(ZEILEN ZUR AUFGABE)
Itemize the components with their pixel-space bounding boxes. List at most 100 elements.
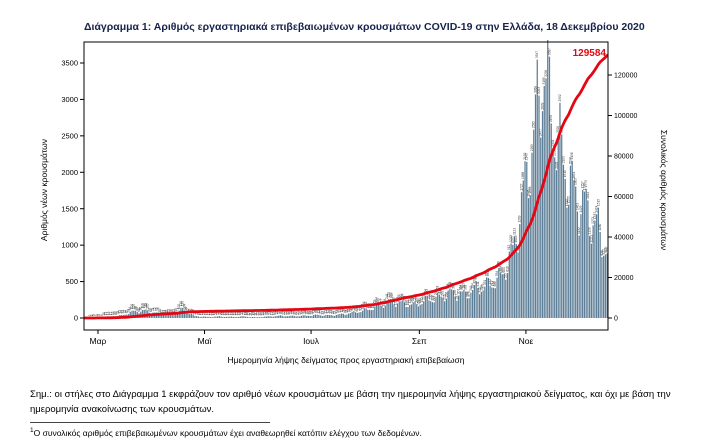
svg-text:16: 16 — [245, 312, 249, 316]
svg-text:42: 42 — [324, 310, 328, 314]
svg-text:2156: 2156 — [570, 152, 574, 159]
svg-text:74: 74 — [151, 307, 155, 311]
svg-text:23: 23 — [266, 311, 270, 315]
svg-text:59: 59 — [158, 308, 162, 312]
svg-text:408: 408 — [493, 281, 497, 287]
svg-text:179: 179 — [408, 298, 412, 304]
svg-text:1180: 1180 — [598, 223, 602, 230]
svg-text:14: 14 — [233, 312, 237, 316]
svg-text:3290: 3290 — [544, 69, 548, 76]
svg-text:249: 249 — [390, 293, 394, 299]
svg-text:159: 159 — [416, 299, 420, 305]
svg-text:1888: 1888 — [521, 172, 525, 179]
svg-text:2839: 2839 — [540, 102, 544, 109]
svg-text:50: 50 — [336, 309, 340, 313]
svg-text:836: 836 — [600, 250, 604, 256]
svg-text:557: 557 — [485, 270, 489, 276]
svg-text:0: 0 — [74, 314, 78, 323]
svg-text:32: 32 — [277, 310, 281, 314]
svg-text:12: 12 — [256, 312, 260, 316]
svg-text:50: 50 — [168, 309, 172, 313]
svg-text:242: 242 — [427, 293, 431, 299]
svg-text:14: 14 — [221, 312, 225, 316]
svg-text:83: 83 — [135, 307, 139, 311]
svg-text:359: 359 — [479, 285, 483, 291]
svg-text:68: 68 — [348, 308, 352, 312]
svg-text:1121: 1121 — [512, 228, 516, 235]
svg-text:30: 30 — [305, 311, 309, 315]
svg-text:76: 76 — [156, 307, 160, 311]
svg-text:30: 30 — [306, 311, 310, 315]
svg-text:28: 28 — [308, 311, 312, 315]
svg-text:294: 294 — [439, 290, 443, 296]
svg-text:2520: 2520 — [556, 126, 560, 133]
svg-text:81: 81 — [359, 307, 363, 311]
svg-text:61: 61 — [149, 308, 153, 312]
svg-text:7: 7 — [98, 314, 102, 316]
svg-text:604: 604 — [502, 267, 506, 273]
svg-text:45: 45 — [165, 309, 169, 313]
svg-text:45: 45 — [125, 309, 129, 313]
svg-text:15: 15 — [231, 312, 235, 316]
svg-text:22: 22 — [114, 311, 118, 315]
svg-text:45: 45 — [315, 309, 319, 313]
svg-text:14: 14 — [250, 312, 254, 316]
svg-text:431: 431 — [483, 280, 487, 286]
svg-text:19: 19 — [228, 311, 232, 315]
svg-text:229: 229 — [422, 294, 426, 300]
svg-text:292: 292 — [434, 290, 438, 296]
svg-text:174: 174 — [378, 298, 382, 304]
svg-text:43: 43 — [161, 310, 165, 314]
svg-text:49: 49 — [170, 309, 174, 313]
svg-text:260: 260 — [388, 292, 392, 298]
svg-text:85: 85 — [350, 307, 354, 311]
svg-text:3547: 3547 — [535, 51, 539, 58]
svg-text:600: 600 — [500, 267, 504, 273]
svg-text:26: 26 — [287, 311, 291, 315]
svg-text:10: 10 — [102, 312, 106, 316]
svg-text:1128: 1128 — [588, 227, 592, 234]
svg-text:49: 49 — [313, 309, 317, 313]
svg-text:134: 134 — [362, 301, 366, 307]
svg-text:15: 15 — [235, 312, 239, 316]
footnote-text: 1Ο συνολικός αριθμός επιβεβαιωμένων κρου… — [30, 427, 670, 438]
svg-text:29: 29 — [275, 311, 279, 315]
svg-text:33: 33 — [331, 310, 335, 314]
svg-text:150: 150 — [406, 300, 410, 306]
svg-text:351: 351 — [436, 285, 440, 291]
svg-text:9: 9 — [100, 314, 104, 316]
svg-text:100: 100 — [132, 304, 136, 310]
svg-text:Μαϊ: Μαϊ — [198, 336, 213, 346]
svg-text:151: 151 — [404, 300, 408, 306]
svg-text:10: 10 — [259, 312, 263, 316]
svg-text:873: 873 — [603, 247, 607, 253]
svg-text:31: 31 — [289, 310, 293, 314]
svg-text:29: 29 — [333, 311, 337, 315]
svg-text:18: 18 — [243, 311, 247, 315]
svg-text:19: 19 — [270, 311, 274, 315]
svg-text:37: 37 — [301, 310, 305, 314]
svg-text:2500: 2500 — [61, 132, 78, 141]
svg-text:12: 12 — [247, 312, 251, 316]
svg-text:1461: 1461 — [575, 203, 579, 210]
svg-text:2670: 2670 — [549, 115, 553, 122]
footnote-body: Ο συνολικός αριθμός επιβεβαιωμένων κρουσ… — [33, 427, 422, 438]
svg-text:41: 41 — [118, 310, 122, 314]
svg-text:551: 551 — [486, 271, 490, 277]
svg-text:25: 25 — [292, 311, 296, 315]
svg-text:244: 244 — [401, 293, 405, 299]
svg-text:17: 17 — [205, 311, 209, 315]
svg-text:2: 2 — [88, 314, 92, 316]
svg-text:1021: 1021 — [589, 235, 593, 242]
svg-text:105: 105 — [146, 303, 150, 309]
svg-text:230: 230 — [399, 294, 403, 300]
svg-text:47: 47 — [123, 309, 127, 313]
svg-text:20: 20 — [219, 311, 223, 315]
svg-text:326: 326 — [478, 287, 482, 293]
svg-text:153: 153 — [394, 300, 398, 306]
svg-text:25: 25 — [285, 311, 289, 315]
svg-text:1515: 1515 — [565, 199, 569, 206]
svg-text:1727: 1727 — [519, 183, 523, 190]
svg-text:411: 411 — [476, 281, 480, 286]
svg-text:192: 192 — [420, 297, 424, 303]
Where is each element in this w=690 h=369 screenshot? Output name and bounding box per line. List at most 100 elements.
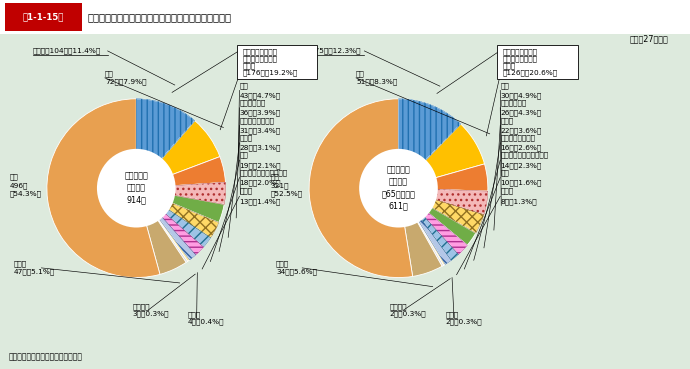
Text: 繊維類: 繊維類 [500,117,513,124]
Text: 天ぷら油: 天ぷら油 [132,303,150,310]
Text: 19人（2.1%）: 19人（2.1%） [239,162,281,169]
Text: 176人（19.2%）: 176人（19.2%） [242,69,297,76]
Wedge shape [398,124,484,188]
Text: カーテン・じゅうたん類: カーテン・じゅうたん類 [239,169,288,176]
Text: 不明: 不明 [270,174,279,180]
FancyBboxPatch shape [497,45,578,79]
FancyBboxPatch shape [237,45,317,79]
Text: 屑類: 屑類 [500,82,509,89]
Text: よる死者: よる死者 [127,184,146,193]
Text: ガソリン・灯油類: ガソリン・灯油類 [239,117,275,124]
Text: 8人（1.3%）: 8人（1.3%） [500,198,537,205]
Text: 10人（1.6%）: 10人（1.6%） [500,179,542,186]
Wedge shape [398,188,458,260]
Text: 31人（3.4%）: 31人（3.4%） [239,127,281,134]
Text: 寝具類　104人（11.4%）: 寝具類 104人（11.4%） [33,48,101,54]
Wedge shape [398,188,442,276]
Text: ガソリン・灯油類: ガソリン・灯油類 [500,134,535,141]
Text: 14人（2.3%）: 14人（2.3%） [500,162,542,169]
Wedge shape [136,188,190,261]
Text: 不明: 不明 [10,174,19,180]
Text: 2人（0.3%）: 2人（0.3%） [446,318,482,325]
Wedge shape [136,188,219,238]
Wedge shape [47,99,160,277]
Wedge shape [136,182,226,204]
Circle shape [359,149,437,228]
Text: （52.5%）: （52.5%） [270,190,303,197]
Text: 4人（0.4%）: 4人（0.4%） [188,318,224,325]
Text: 28人（3.1%）: 28人（3.1%） [239,145,281,151]
Text: 衣類: 衣類 [105,70,114,77]
Text: 衣類: 衣類 [356,70,365,77]
Wedge shape [136,188,204,255]
Text: 内装・建具類: 内装・建具類 [500,99,526,106]
Wedge shape [136,188,186,275]
Text: 寝具類　75人（12.3%）: 寝具類 75人（12.3%） [298,48,362,54]
Wedge shape [398,188,451,264]
Text: 住宅火災の着火物別死者数（放火自殺者等を除く。）: 住宅火災の着火物別死者数（放火自殺者等を除く。） [88,12,232,22]
Text: 321人: 321人 [270,182,289,189]
Wedge shape [136,121,220,188]
Text: 2人（0.3%）: 2人（0.3%） [390,310,426,317]
Text: る死者: る死者 [503,62,516,69]
Text: る死者: る死者 [242,62,255,69]
Text: 家具類: 家具類 [500,188,513,194]
Text: 寝具類及び衣類に: 寝具類及び衣類に [242,48,277,55]
Text: 22人（3.6%）: 22人（3.6%） [500,127,542,134]
Wedge shape [136,99,195,188]
Text: よる死者: よる死者 [389,177,408,187]
Text: ガス類: ガス類 [188,311,201,318]
Text: 16人（2.6%）: 16人（2.6%） [500,145,542,151]
Text: 屑類: 屑類 [239,82,248,89]
Text: 着火した火災によ: 着火した火災によ [503,55,538,62]
Text: 72人（7.9%）: 72人（7.9%） [105,79,146,85]
Text: （65歳以上）: （65歳以上） [382,190,415,199]
Circle shape [97,149,175,228]
Wedge shape [398,188,484,233]
Text: 住宅火災に: 住宅火災に [124,172,148,180]
Wedge shape [309,99,413,277]
Text: 47人（5.1%）: 47人（5.1%） [14,269,55,275]
Text: その他: その他 [14,261,27,267]
Text: 36人（3.9%）: 36人（3.9%） [239,110,281,116]
Text: 126人（20.6%）: 126人（20.6%） [503,69,558,76]
Text: 914人: 914人 [126,196,146,205]
Wedge shape [136,188,188,262]
Text: 496人: 496人 [10,182,28,189]
Wedge shape [136,188,224,223]
Wedge shape [398,164,488,191]
Wedge shape [398,188,444,266]
Text: 43人（4.7%）: 43人（4.7%） [239,92,281,99]
Text: 13人（1.4%）: 13人（1.4%） [239,198,281,205]
Wedge shape [398,188,475,245]
Text: 着火した火災によ: 着火した火災によ [242,55,277,62]
Text: 18人（2.0%）: 18人（2.0%） [239,179,281,186]
Wedge shape [398,99,461,188]
Wedge shape [398,188,488,215]
Text: 天ぷら油: 天ぷら油 [390,303,407,310]
Text: 51人（8.3%）: 51人（8.3%） [356,79,397,85]
Text: 26人（4.3%）: 26人（4.3%） [500,110,542,116]
Text: 第1-1-15図: 第1-1-15図 [23,13,64,21]
Wedge shape [398,188,445,265]
Wedge shape [136,188,210,247]
Wedge shape [136,188,196,260]
Text: 30人（4.9%）: 30人（4.9%） [500,92,542,99]
Text: カーテン・じゅうたん類: カーテン・じゅうたん類 [500,152,549,158]
Text: （54.3%）: （54.3%） [10,190,41,197]
Text: ガス類: ガス類 [446,311,459,318]
Wedge shape [136,156,226,188]
Text: 住宅火災に: 住宅火災に [386,166,411,175]
Text: 紙類: 紙類 [239,152,248,158]
Text: 3人（0.3%）: 3人（0.3%） [132,310,169,317]
Text: 寝具類及び衣類に: 寝具類及び衣類に [503,48,538,55]
Text: 繊維類: 繊維類 [239,134,253,141]
Wedge shape [398,188,467,255]
Text: 紙類: 紙類 [500,169,509,176]
Text: 34人（5.6%）: 34人（5.6%） [276,269,317,275]
Text: 家具類: 家具類 [239,188,253,194]
Text: （平成27年中）: （平成27年中） [629,35,668,44]
Text: 611人: 611人 [388,202,408,211]
Text: （備考）　「火災報告」により作成: （備考） 「火災報告」により作成 [8,352,82,361]
Text: 内装・建具類: 内装・建具類 [239,99,266,106]
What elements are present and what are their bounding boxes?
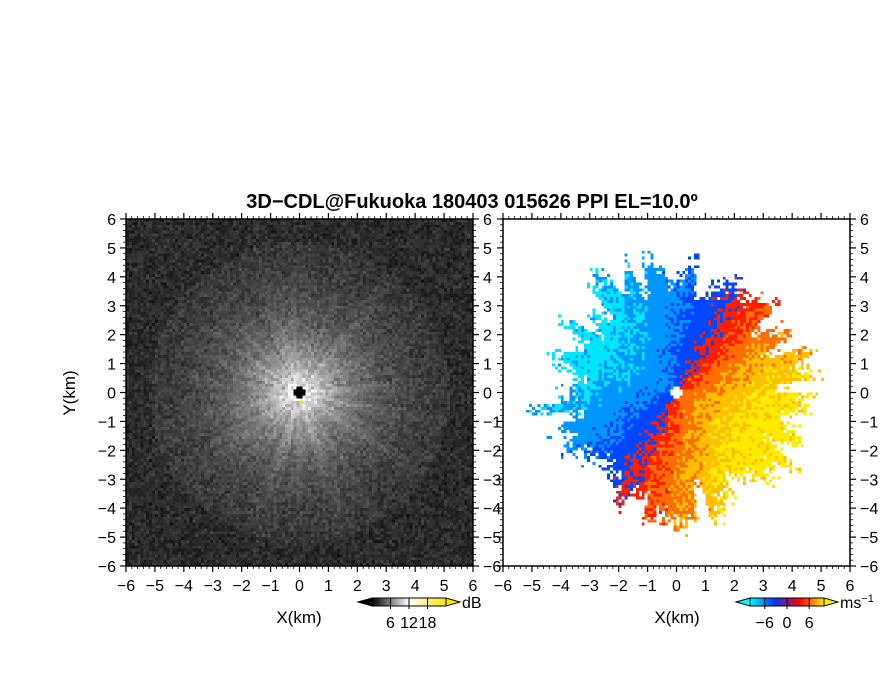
- y-tick-label: 0: [107, 386, 116, 403]
- colorbar-low-arrow: [734, 597, 751, 607]
- x-tick-label: 6: [469, 578, 478, 595]
- radar-center-marker: [672, 388, 681, 397]
- x-tick-label: 4: [788, 578, 797, 595]
- snr-image: [126, 219, 473, 566]
- x-tick-label: 5: [817, 578, 826, 595]
- x-tick-label: −1: [638, 578, 656, 595]
- x-tick-label: 1: [701, 578, 710, 595]
- x-tick-label: 5: [440, 578, 449, 595]
- y-tick-label: −5: [98, 530, 116, 547]
- radar-center-marker: [294, 387, 305, 398]
- y-tick-label: 1: [107, 357, 116, 374]
- y-tick-label-right: −1: [860, 414, 878, 431]
- velocity-x-axis-label: X(km): [654, 608, 699, 627]
- y-tick-label-right: −3: [483, 472, 501, 489]
- y-tick-label-right: 3: [860, 299, 869, 316]
- colorbar-tick-label: 12: [400, 615, 418, 632]
- y-tick-label: 3: [107, 299, 116, 316]
- colorbar-tick-label: 6: [805, 615, 814, 632]
- chart-title: 3D−CDL@Fukuoka 180403 015626 PPI EL=10.0…: [246, 191, 698, 213]
- velocity-image: [503, 219, 850, 566]
- x-tick-label: 1: [324, 578, 333, 595]
- y-tick-label-right: 1: [483, 357, 492, 374]
- y-tick-label-right: −2: [483, 443, 501, 460]
- y-tick-label: 6: [107, 212, 116, 229]
- x-tick-label: −5: [523, 578, 541, 595]
- colorbar-unit: dB: [462, 595, 482, 612]
- y-tick-label-right: −6: [860, 559, 878, 576]
- colorbar-tick-label: 6: [386, 615, 395, 632]
- y-tick-label-right: 2: [860, 328, 869, 345]
- colorbar-tick-label: 0: [783, 615, 792, 632]
- x-tick-label: 6: [846, 578, 855, 595]
- x-tick-label: −1: [261, 578, 279, 595]
- velocity-colorbar: −6 0 6 ms−1: [734, 593, 874, 632]
- y-tick-label-right: −4: [860, 501, 878, 518]
- x-tick-label: −5: [146, 578, 164, 595]
- y-tick-label: −2: [98, 443, 116, 460]
- y-tick-label-right: −5: [483, 530, 501, 547]
- x-tick-label: −6: [494, 578, 512, 595]
- y-tick-label: −4: [98, 501, 116, 518]
- colorbar-unit-exponent: −1: [861, 593, 874, 605]
- y-tick-label-right: −3: [860, 472, 878, 489]
- snr-y-axis-label: Y(km): [60, 370, 79, 415]
- snr-ticks: −6−6 −6−5−5 −5−4−4 −4−3−3 −3−2−2 −2−1−1 −100 01…: [98, 212, 502, 595]
- colorbar-tick-label: −6: [756, 615, 774, 632]
- y-tick-label: 4: [107, 270, 116, 287]
- y-tick-label-right: 0: [860, 386, 869, 403]
- y-tick-label-right: 6: [860, 212, 869, 229]
- y-tick-label-right: −6: [483, 559, 501, 576]
- x-tick-label: −6: [117, 578, 135, 595]
- y-tick-label-right: 1: [860, 357, 869, 374]
- x-tick-label: 3: [382, 578, 391, 595]
- y-tick-label-right: −4: [483, 501, 501, 518]
- velocity-panel: −6 −6 −5 −5 −4 −4 −3 −3 −2 −2 −1 −1 0 0 1 1 2 2 3 3 4 4 5 5 6 6 X…: [494, 212, 878, 632]
- y-tick-label: −3: [98, 472, 116, 489]
- x-tick-label: −4: [175, 578, 193, 595]
- y-tick-label-right: 0: [483, 386, 492, 403]
- x-tick-label: 0: [295, 578, 304, 595]
- colorbar-high-arrow: [445, 597, 462, 607]
- y-tick-label-right: −1: [483, 414, 501, 431]
- x-tick-label: 3: [759, 578, 768, 595]
- y-tick-label: −6: [98, 559, 116, 576]
- x-tick-label: 2: [730, 578, 739, 595]
- y-tick-label: −1: [98, 414, 116, 431]
- y-tick-label-right: 2: [483, 328, 492, 345]
- x-tick-label: −2: [233, 578, 251, 595]
- y-tick-label-right: −2: [860, 443, 878, 460]
- y-tick-label-right: 4: [483, 270, 492, 287]
- radar-center-highlight: [300, 400, 303, 403]
- velocity-ticks: −6 −6 −5 −5 −4 −4 −3 −3 −2 −2 −1 −1 0 0 1 1 2 2 3 3 4 4 5 5 6 6: [494, 212, 878, 595]
- x-tick-label: 0: [672, 578, 681, 595]
- colorbar-low-arrow: [356, 597, 373, 607]
- snr-colorbar: 6 12 18 dB: [356, 595, 482, 632]
- snr-x-axis-label: X(km): [276, 608, 321, 627]
- y-tick-label: 5: [107, 241, 116, 258]
- colorbar-tick-label: 18: [419, 615, 437, 632]
- x-tick-label: 2: [353, 578, 362, 595]
- x-tick-label: −3: [204, 578, 222, 595]
- y-tick-label-right: 3: [483, 299, 492, 316]
- y-tick-label-right: 6: [483, 212, 492, 229]
- y-tick-label-right: 4: [860, 270, 869, 287]
- snr-panel: −6−6 −6−5−5 −5−4−4 −4−3−3 −3−2−2 −2−1−1 −100 01…: [60, 212, 501, 632]
- x-tick-label: −3: [581, 578, 599, 595]
- y-tick-label-right: 5: [860, 241, 869, 258]
- x-tick-label: 4: [411, 578, 420, 595]
- x-tick-label: −4: [552, 578, 570, 595]
- y-tick-label-right: −5: [860, 530, 878, 547]
- y-tick-label: 2: [107, 328, 116, 345]
- colorbar-unit: ms−1: [840, 593, 874, 612]
- y-tick-label-right: 5: [483, 241, 492, 258]
- colorbar-high-arrow: [823, 597, 840, 607]
- x-tick-label: −2: [610, 578, 628, 595]
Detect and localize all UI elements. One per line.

(AUFGABENSTELLUNG) Stelle die Zeilen von der Zeile mit „svg-text:16: 16 — [245, 312, 249, 316]“ bis zur Zeile mit „svg-text:45: 45 — [125, 309, 129, 313]“, beide eingeschlossen, als JSON-Liste von Zeichenketten dar. Jede Zeile ergibt dabei einen Eintrag, und Leerzeilen entfallen.

(LÖSUNG)
[
  "svg-text:16: 16 — [245, 312, 249, 316]",
  "svg-text:42: 42 — [324, 310, 328, 314]",
  "svg-text:2156: 2156 — [570, 152, 574, 159]",
  "svg-text:74: 74 — [151, 307, 155, 311]",
  "svg-text:23: 23 — [266, 311, 270, 315]",
  "svg-text:59: 59 — [158, 308, 162, 312]",
  "svg-text:408: 408 — [493, 281, 497, 287]",
  "svg-text:179: 179 — [408, 298, 412, 304]",
  "svg-text:1180: 1180 — [598, 223, 602, 230]",
  "svg-text:14: 14 — [233, 312, 237, 316]",
  "svg-text:3290: 3290 — [544, 69, 548, 76]",
  "svg-text:249: 249 — [390, 293, 394, 299]",
  "svg-text:159: 159 — [416, 299, 420, 305]",
  "svg-text:1888: 1888 — [521, 172, 525, 179]",
  "svg-text:2839: 2839 — [540, 102, 544, 109]",
  "svg-text:50: 50 — [336, 309, 340, 313]",
  "svg-text:836: 836 — [600, 250, 604, 256]",
  "svg-text:557: 557 — [485, 270, 489, 276]",
  "svg-text:0: 0 — [74, 314, 78, 323]",
  "svg-text:32: 32 — [277, 310, 281, 314]",
  "svg-text:12: 12 — [256, 312, 260, 316]",
  "svg-text:50: 50 — [168, 309, 172, 313]",
  "svg-text:242: 242 — [427, 293, 431, 299]",
  "svg-text:14: 14 — [221, 312, 225, 316]",
  "svg-text:83: 83 — [135, 307, 139, 311]",
  "svg-text:359: 359 — [479, 285, 483, 291]",
  "svg-text:68: 68 — [348, 308, 352, 312]",
  "svg-text:1121: 1121 — [512, 228, 516, 235]",
  "svg-text:30: 30 — [305, 311, 309, 315]",
  "svg-text:76: 76 — [156, 307, 160, 311]",
  "svg-text:30: 30 — [306, 311, 310, 315]",
  "svg-text:28: 28 — [308, 311, 312, 315]",
  "svg-text:294: 294 — [439, 290, 443, 296]",
  "svg-text:2520: 2520 — [556, 126, 560, 133]",
  "svg-text:81: 81 — [359, 307, 363, 311]",
  "svg-text:61: 61 — [149, 308, 153, 312]",
  "svg-text:7: 7 — [98, 314, 102, 316]",
  "svg-text:604: 604 — [502, 267, 506, 273]",
  "svg-text:45: 45 — [165, 309, 169, 313]",
  "svg-text:45: 45 — [125, 309, 129, 313]"
]